- [What to work on]:
Report every line in the listing that contains the string "icon".

..........

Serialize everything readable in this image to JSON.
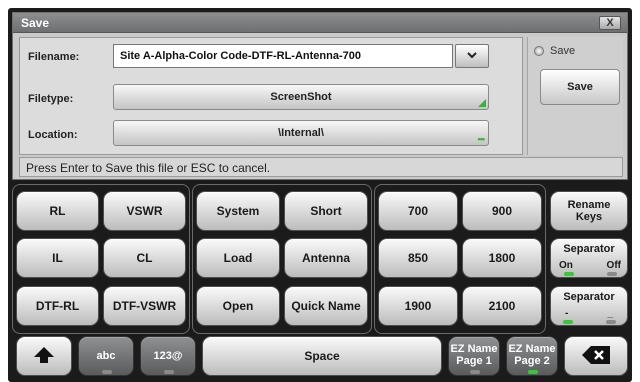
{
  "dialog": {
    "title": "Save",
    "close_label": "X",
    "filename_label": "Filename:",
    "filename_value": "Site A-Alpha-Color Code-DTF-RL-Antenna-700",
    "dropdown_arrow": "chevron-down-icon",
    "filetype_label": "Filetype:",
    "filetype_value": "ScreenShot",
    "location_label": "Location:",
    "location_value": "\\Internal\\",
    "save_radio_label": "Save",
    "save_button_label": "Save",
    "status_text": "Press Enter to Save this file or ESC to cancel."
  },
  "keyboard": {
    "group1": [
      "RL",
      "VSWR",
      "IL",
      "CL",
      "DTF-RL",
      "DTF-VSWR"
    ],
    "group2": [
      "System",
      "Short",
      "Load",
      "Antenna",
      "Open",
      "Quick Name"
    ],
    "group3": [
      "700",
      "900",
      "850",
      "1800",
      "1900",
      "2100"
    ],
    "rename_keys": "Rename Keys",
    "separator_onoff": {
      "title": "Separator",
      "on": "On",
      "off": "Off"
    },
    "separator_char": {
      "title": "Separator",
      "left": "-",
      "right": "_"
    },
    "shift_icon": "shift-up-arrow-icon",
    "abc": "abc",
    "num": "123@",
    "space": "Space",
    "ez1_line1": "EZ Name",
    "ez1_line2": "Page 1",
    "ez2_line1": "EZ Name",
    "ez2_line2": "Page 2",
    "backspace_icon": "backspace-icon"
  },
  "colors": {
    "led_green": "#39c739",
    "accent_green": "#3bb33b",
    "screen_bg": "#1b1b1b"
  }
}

..........

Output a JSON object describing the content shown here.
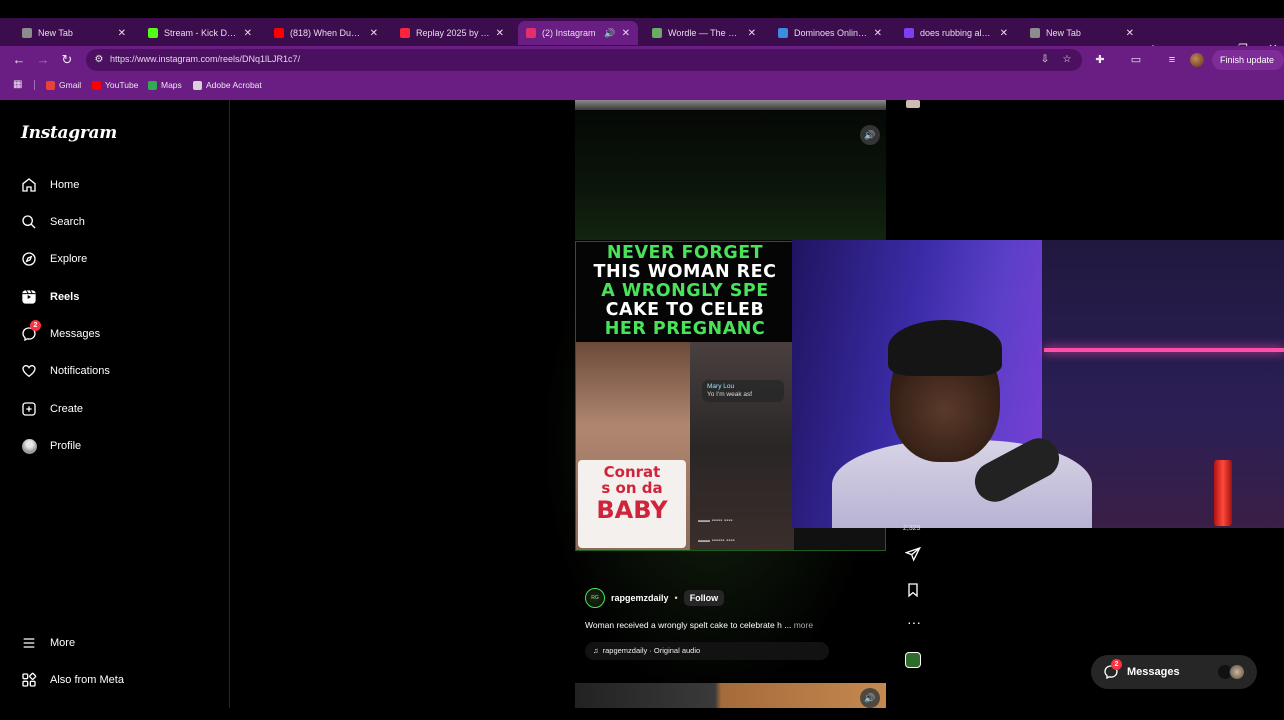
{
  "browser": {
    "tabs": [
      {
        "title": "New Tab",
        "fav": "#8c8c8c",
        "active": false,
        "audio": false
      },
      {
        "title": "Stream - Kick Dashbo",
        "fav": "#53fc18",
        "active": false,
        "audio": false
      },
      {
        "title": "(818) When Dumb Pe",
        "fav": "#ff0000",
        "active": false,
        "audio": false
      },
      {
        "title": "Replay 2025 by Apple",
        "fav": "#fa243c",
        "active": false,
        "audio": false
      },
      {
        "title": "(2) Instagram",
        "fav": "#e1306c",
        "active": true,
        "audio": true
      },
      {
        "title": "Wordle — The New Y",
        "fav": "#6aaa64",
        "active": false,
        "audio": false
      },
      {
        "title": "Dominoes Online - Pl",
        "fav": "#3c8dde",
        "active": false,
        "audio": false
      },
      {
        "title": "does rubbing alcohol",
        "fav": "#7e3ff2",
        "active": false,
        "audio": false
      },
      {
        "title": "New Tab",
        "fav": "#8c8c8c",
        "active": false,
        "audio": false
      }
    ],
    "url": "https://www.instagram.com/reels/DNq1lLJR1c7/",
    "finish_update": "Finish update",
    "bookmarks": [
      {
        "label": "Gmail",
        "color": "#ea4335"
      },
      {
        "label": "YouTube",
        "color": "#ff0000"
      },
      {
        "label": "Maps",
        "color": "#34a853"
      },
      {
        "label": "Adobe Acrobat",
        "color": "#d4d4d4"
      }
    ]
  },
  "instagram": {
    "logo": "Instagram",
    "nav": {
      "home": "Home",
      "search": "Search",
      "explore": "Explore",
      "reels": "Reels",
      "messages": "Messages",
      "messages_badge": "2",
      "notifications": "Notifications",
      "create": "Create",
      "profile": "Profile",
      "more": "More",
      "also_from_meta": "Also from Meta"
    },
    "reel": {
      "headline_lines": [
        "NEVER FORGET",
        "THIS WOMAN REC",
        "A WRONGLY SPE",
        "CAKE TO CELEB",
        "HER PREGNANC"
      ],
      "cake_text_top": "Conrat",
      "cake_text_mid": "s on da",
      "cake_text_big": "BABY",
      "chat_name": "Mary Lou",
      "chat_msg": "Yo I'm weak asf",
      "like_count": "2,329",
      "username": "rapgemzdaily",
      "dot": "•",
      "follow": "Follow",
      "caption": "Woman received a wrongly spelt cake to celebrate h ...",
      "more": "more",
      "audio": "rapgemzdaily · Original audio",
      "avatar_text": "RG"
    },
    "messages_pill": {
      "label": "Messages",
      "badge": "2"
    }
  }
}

..........

- [Problem solution]:
    "dropdown_arrow": "chevron-down-icon",
    "shift_icon": "shift-up-arrow-icon",
    "backspace_icon": "backspace-icon"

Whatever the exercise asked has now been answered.